Recorded data:

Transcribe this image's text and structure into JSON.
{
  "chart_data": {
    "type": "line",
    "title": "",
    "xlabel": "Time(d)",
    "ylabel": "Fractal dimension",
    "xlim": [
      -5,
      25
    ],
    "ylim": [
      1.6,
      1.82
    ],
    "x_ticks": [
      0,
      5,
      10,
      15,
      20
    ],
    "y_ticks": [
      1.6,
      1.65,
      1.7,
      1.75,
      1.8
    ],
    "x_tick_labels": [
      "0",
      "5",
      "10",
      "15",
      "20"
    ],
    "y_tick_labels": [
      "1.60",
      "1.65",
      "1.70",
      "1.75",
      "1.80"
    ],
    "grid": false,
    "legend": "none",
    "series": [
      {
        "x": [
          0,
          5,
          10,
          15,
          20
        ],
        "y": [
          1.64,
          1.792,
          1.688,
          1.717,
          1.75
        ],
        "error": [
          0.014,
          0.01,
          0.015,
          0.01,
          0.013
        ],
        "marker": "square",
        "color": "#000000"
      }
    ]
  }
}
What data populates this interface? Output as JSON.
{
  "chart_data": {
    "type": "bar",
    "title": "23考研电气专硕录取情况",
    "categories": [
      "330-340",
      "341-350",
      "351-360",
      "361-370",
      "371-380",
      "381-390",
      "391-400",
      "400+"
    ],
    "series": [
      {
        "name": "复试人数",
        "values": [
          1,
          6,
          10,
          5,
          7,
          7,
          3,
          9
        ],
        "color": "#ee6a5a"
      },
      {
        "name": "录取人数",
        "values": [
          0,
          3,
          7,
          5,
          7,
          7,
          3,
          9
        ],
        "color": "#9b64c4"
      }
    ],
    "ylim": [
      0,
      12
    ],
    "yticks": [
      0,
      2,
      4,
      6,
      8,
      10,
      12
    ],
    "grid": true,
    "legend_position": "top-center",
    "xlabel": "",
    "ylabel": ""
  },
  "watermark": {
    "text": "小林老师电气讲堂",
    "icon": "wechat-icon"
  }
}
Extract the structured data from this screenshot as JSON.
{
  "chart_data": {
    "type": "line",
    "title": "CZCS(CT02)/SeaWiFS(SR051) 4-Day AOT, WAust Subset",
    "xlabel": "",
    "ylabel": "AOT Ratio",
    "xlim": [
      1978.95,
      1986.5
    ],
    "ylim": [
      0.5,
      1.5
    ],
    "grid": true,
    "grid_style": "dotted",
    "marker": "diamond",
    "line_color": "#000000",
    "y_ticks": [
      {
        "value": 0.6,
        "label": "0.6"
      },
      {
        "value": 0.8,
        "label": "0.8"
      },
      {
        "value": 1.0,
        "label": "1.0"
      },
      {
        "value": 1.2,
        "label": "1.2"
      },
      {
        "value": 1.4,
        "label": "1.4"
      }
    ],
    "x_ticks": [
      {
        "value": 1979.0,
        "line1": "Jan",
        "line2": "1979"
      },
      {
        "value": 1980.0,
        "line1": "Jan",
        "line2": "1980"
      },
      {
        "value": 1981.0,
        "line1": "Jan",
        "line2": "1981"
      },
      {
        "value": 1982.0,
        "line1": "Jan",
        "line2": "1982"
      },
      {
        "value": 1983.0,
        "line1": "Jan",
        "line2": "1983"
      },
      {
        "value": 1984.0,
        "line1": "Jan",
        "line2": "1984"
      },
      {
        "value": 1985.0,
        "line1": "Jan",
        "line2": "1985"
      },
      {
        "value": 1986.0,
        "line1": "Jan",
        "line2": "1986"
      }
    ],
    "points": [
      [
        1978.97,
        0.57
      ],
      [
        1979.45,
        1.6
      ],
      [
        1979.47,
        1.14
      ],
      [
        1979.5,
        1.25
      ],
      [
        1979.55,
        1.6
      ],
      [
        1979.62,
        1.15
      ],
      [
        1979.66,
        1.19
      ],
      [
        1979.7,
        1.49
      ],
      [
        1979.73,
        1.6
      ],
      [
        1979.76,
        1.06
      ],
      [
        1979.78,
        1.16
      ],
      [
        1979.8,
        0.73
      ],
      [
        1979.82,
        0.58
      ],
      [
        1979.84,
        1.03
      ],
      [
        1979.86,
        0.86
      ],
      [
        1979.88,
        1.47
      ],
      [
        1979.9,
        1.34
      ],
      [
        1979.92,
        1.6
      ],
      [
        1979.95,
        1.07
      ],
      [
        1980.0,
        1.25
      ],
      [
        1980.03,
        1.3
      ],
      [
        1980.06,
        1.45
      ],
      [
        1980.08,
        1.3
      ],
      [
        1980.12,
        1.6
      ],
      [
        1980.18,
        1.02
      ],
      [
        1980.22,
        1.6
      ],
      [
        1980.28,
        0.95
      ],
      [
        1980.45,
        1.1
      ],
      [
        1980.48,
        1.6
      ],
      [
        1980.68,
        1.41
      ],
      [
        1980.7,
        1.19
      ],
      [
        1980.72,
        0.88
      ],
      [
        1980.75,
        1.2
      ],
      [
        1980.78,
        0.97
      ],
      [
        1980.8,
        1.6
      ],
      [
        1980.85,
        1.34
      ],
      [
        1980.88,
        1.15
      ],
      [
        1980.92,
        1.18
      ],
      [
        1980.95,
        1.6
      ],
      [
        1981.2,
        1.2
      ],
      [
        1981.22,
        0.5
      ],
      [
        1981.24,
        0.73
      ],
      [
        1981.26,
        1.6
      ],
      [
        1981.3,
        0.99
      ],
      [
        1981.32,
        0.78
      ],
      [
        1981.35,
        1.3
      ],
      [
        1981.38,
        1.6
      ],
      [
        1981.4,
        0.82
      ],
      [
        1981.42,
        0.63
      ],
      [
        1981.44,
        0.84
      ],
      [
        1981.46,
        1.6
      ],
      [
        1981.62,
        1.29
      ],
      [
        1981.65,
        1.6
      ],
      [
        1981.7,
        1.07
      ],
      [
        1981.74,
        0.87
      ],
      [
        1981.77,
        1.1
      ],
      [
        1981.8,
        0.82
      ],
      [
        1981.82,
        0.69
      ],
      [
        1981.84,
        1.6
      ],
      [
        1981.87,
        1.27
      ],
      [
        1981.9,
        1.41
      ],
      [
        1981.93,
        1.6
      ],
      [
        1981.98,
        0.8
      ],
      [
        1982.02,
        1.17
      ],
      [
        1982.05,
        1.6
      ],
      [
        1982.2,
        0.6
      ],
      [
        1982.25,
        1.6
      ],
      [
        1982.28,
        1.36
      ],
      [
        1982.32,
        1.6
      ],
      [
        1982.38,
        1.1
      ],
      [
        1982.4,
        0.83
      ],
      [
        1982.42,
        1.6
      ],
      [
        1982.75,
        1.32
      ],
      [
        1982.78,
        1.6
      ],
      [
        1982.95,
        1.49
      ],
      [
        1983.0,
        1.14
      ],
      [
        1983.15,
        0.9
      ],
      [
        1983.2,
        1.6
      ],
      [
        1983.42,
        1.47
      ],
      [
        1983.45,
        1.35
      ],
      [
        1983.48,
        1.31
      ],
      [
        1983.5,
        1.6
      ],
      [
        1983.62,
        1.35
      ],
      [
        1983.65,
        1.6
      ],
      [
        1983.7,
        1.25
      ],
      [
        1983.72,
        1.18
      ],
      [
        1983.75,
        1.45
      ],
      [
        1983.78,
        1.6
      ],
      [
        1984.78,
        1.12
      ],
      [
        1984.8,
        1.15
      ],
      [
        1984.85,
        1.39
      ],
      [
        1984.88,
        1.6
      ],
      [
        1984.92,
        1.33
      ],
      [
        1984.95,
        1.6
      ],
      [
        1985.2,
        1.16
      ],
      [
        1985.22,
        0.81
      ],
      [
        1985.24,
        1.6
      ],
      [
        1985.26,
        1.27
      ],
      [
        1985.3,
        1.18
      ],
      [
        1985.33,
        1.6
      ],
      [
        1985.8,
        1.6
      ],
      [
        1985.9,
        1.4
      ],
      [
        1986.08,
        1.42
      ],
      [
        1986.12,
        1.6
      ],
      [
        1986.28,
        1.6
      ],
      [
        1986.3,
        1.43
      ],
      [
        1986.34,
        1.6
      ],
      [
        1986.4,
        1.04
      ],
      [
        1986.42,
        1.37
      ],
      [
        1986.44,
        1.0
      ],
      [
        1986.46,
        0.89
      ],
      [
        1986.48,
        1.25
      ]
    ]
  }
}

Exercise aim: How many of the lines in the listing above hold the word "text"? Report only that figure.

Exercise output: 2